===== DATASET =====
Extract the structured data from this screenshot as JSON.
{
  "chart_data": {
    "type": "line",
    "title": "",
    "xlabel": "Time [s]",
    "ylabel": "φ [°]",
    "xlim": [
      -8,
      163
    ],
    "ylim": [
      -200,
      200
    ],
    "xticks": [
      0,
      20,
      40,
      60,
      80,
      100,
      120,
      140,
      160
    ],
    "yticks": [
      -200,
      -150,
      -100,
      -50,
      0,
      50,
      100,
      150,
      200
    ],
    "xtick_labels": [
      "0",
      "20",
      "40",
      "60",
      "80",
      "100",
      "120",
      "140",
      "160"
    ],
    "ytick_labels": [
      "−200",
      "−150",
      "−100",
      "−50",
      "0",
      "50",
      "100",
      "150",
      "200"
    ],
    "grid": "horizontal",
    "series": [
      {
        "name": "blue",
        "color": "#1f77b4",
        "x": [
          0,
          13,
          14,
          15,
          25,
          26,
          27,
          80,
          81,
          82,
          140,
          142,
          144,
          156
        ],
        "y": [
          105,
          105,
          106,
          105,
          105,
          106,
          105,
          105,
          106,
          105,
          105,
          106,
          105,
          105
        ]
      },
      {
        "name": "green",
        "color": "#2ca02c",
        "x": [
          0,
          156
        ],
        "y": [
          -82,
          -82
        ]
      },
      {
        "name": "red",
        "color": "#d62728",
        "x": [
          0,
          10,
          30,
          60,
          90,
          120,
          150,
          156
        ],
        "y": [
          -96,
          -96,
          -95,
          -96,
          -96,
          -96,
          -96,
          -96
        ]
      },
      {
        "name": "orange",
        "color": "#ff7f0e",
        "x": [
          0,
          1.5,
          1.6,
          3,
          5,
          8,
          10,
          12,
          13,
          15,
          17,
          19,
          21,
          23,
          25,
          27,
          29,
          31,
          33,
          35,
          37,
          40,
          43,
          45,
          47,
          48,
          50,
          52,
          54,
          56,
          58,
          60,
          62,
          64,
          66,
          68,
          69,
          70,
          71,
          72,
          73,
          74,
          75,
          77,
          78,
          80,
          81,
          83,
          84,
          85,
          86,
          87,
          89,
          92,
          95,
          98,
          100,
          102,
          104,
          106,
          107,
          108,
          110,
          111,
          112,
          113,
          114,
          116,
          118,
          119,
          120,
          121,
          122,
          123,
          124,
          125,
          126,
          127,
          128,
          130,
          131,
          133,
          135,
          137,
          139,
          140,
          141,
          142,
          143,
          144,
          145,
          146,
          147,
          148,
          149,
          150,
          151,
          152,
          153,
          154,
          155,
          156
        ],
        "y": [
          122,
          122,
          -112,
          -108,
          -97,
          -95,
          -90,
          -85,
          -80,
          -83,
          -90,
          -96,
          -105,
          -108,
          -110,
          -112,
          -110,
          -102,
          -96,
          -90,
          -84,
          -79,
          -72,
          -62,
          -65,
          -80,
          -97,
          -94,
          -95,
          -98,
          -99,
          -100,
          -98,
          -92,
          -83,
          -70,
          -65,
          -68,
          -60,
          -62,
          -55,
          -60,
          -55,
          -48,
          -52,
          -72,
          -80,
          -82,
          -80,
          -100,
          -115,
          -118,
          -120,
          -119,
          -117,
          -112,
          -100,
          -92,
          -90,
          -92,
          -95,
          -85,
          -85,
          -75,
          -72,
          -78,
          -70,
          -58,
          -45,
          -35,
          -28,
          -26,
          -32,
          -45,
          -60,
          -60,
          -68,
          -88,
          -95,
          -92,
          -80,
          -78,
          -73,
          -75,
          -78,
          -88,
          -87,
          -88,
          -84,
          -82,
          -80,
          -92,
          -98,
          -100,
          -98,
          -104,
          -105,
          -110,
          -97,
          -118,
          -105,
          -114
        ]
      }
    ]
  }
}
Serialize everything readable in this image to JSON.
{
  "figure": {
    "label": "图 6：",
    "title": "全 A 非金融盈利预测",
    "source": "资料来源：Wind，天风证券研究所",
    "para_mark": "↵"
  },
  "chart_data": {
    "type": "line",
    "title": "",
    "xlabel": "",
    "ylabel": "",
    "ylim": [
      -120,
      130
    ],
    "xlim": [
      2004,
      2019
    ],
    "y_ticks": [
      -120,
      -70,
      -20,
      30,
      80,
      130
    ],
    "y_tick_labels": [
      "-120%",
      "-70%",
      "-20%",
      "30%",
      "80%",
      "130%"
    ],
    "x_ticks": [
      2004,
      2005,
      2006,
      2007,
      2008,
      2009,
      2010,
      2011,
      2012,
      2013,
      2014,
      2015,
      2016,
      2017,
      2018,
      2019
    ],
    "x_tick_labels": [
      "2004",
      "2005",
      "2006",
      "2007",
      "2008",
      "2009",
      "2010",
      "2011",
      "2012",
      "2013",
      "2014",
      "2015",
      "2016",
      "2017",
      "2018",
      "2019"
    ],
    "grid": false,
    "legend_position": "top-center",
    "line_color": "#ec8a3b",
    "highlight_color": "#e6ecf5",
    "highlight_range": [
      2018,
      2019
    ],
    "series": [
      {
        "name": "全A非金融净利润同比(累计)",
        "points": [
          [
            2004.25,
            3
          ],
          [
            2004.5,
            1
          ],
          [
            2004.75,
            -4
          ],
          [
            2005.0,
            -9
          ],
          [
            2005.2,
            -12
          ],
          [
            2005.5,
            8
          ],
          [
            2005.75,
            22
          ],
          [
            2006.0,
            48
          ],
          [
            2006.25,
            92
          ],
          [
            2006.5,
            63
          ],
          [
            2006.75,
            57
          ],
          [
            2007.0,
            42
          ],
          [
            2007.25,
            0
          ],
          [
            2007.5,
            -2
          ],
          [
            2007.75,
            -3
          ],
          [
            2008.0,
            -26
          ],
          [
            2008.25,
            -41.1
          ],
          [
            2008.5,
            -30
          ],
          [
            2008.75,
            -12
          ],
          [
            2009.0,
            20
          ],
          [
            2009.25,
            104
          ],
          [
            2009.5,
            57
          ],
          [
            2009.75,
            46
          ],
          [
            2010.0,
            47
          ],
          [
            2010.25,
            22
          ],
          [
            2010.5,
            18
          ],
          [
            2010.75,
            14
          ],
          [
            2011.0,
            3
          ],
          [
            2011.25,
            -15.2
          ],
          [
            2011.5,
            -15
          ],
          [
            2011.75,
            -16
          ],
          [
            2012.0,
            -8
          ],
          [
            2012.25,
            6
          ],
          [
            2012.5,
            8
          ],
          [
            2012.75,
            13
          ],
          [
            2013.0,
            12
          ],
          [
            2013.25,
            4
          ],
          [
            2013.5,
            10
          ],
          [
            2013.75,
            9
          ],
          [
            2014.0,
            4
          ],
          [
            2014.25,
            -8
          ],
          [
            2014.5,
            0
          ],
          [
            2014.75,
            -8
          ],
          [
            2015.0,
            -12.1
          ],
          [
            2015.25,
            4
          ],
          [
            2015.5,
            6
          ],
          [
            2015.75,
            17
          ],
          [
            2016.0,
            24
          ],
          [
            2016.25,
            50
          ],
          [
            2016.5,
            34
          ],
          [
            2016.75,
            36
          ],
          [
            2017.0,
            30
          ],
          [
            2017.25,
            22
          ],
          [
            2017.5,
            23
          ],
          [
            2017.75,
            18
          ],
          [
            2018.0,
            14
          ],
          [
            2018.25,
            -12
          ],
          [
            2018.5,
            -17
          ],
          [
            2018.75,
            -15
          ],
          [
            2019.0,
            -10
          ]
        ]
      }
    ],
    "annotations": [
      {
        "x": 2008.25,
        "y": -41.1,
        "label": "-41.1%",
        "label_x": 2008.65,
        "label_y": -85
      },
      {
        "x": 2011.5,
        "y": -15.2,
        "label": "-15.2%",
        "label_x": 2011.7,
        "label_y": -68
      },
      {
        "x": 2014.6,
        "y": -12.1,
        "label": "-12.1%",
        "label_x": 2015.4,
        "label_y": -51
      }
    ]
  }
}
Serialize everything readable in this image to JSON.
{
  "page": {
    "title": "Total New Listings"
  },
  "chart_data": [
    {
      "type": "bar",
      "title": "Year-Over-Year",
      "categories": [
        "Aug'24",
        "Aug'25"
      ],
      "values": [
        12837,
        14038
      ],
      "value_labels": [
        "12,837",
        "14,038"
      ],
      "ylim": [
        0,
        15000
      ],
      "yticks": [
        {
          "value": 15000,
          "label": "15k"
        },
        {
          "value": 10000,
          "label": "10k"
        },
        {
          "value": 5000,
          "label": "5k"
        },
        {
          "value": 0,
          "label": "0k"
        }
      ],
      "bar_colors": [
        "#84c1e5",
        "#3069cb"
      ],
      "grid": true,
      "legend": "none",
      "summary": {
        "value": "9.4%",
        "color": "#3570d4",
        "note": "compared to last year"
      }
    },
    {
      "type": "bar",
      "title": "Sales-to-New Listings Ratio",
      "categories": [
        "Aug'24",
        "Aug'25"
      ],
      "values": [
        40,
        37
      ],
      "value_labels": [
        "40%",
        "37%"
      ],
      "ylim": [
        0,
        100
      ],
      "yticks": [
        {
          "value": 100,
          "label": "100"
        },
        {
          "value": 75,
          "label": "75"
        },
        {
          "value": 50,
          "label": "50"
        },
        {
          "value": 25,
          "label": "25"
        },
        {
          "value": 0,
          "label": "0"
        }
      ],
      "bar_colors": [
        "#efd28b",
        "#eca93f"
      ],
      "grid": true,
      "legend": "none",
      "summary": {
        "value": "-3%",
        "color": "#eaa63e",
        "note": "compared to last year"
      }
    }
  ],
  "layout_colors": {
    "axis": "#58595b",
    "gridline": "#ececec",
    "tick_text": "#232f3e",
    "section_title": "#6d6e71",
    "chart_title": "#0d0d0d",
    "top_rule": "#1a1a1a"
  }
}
=====
Gather every line from the entries above where the word "Listings" appears, and copy them.

### EXERCISE ANSWER
    "title": "Total New Listings"
      "title": "Sales-to-New Listings Ratio",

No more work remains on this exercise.